A block of data
○ ○ ○

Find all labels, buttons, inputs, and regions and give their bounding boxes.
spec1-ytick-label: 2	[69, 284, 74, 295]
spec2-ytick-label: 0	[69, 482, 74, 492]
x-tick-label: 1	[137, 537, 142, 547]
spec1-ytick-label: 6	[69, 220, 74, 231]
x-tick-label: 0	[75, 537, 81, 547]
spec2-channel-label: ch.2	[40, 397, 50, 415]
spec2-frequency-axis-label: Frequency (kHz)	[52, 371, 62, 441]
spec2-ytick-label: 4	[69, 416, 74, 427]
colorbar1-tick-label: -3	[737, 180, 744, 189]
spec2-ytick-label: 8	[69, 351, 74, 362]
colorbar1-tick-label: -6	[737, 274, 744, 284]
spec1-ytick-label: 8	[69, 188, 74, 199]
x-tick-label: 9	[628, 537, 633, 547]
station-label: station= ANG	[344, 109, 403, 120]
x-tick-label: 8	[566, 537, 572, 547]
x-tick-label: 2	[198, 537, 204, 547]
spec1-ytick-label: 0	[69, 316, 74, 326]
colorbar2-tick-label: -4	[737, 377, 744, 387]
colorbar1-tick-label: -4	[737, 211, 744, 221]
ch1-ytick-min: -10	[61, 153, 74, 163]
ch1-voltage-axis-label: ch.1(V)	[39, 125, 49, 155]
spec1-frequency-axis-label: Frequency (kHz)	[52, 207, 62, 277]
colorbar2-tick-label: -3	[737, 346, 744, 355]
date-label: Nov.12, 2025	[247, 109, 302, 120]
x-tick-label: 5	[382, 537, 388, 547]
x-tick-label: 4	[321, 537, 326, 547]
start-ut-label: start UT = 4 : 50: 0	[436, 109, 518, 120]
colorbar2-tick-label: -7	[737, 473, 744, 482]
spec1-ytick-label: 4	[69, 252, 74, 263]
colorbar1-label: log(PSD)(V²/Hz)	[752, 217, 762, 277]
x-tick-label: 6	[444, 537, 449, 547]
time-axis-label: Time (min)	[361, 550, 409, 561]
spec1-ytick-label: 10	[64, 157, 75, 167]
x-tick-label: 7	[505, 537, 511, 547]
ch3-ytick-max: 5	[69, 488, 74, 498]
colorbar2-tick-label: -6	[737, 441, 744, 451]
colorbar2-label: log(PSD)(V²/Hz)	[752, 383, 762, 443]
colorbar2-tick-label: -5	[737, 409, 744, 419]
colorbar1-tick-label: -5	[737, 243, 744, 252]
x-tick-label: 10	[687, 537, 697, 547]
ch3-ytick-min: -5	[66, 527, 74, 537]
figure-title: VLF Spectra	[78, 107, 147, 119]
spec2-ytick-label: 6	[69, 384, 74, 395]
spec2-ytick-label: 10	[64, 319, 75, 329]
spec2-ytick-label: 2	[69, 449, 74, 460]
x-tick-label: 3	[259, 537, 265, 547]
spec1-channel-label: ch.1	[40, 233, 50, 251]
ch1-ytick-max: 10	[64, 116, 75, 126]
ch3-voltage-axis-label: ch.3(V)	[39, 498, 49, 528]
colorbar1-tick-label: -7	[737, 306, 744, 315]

○ ○ ○

§ PROMPT: Repeat every entry in the block above word for word, keeping each line in its original order.

§ SOLVED EXERCISE:
Find all labels, buttons, inputs, and regions and give their bounding boxes.
spec1-ytick-label: 2	[69, 284, 74, 295]
spec2-ytick-label: 0	[69, 482, 74, 492]
x-tick-label: 1	[137, 537, 142, 547]
spec1-ytick-label: 6	[69, 220, 74, 231]
x-tick-label: 0	[75, 537, 81, 547]
spec2-channel-label: ch.2	[40, 397, 50, 415]
spec2-frequency-axis-label: Frequency (kHz)	[52, 371, 62, 441]
spec2-ytick-label: 4	[69, 416, 74, 427]
colorbar1-tick-label: -3	[737, 180, 744, 189]
spec2-ytick-label: 8	[69, 351, 74, 362]
colorbar1-tick-label: -6	[737, 274, 744, 284]
spec1-ytick-label: 8	[69, 188, 74, 199]
x-tick-label: 9	[628, 537, 633, 547]
station-label: station= ANG	[344, 109, 403, 120]
x-tick-label: 8	[566, 537, 572, 547]
x-tick-label: 2	[198, 537, 204, 547]
spec1-ytick-label: 0	[69, 316, 74, 326]
colorbar2-tick-label: -4	[737, 377, 744, 387]
colorbar1-tick-label: -4	[737, 211, 744, 221]
ch1-ytick-min: -10	[61, 153, 74, 163]
ch1-voltage-axis-label: ch.1(V)	[39, 125, 49, 155]
spec1-frequency-axis-label: Frequency (kHz)	[52, 207, 62, 277]
colorbar2-tick-label: -3	[737, 346, 744, 355]
date-label: Nov.12, 2025	[247, 109, 302, 120]
x-tick-label: 5	[382, 537, 388, 547]
x-tick-label: 4	[321, 537, 326, 547]
start-ut-label: start UT = 4 : 50: 0	[436, 109, 518, 120]
colorbar2-tick-label: -7	[737, 473, 744, 482]
spec1-ytick-label: 4	[69, 252, 74, 263]
colorbar1-label: log(PSD)(V²/Hz)	[752, 217, 762, 277]
x-tick-label: 6	[444, 537, 449, 547]
time-axis-label: Time (min)	[361, 550, 409, 561]
spec1-ytick-label: 10	[64, 157, 75, 167]
x-tick-label: 7	[505, 537, 511, 547]
ch3-ytick-max: 5	[69, 488, 74, 498]
colorbar2-tick-label: -6	[737, 441, 744, 451]
colorbar2-label: log(PSD)(V²/Hz)	[752, 383, 762, 443]
colorbar2-tick-label: -5	[737, 409, 744, 419]
colorbar1-tick-label: -5	[737, 243, 744, 252]
x-tick-label: 10	[687, 537, 697, 547]
ch3-ytick-min: -5	[66, 527, 74, 537]
figure-title: VLF Spectra	[78, 107, 147, 119]
spec2-ytick-label: 6	[69, 384, 74, 395]
spec2-ytick-label: 10	[64, 319, 75, 329]
spec2-ytick-label: 2	[69, 449, 74, 460]
x-tick-label: 3	[259, 537, 265, 547]
spec1-channel-label: ch.1	[40, 233, 50, 251]
ch1-ytick-max: 10	[64, 116, 75, 126]
ch3-voltage-axis-label: ch.3(V)	[39, 498, 49, 528]
colorbar1-tick-label: -7	[737, 306, 744, 315]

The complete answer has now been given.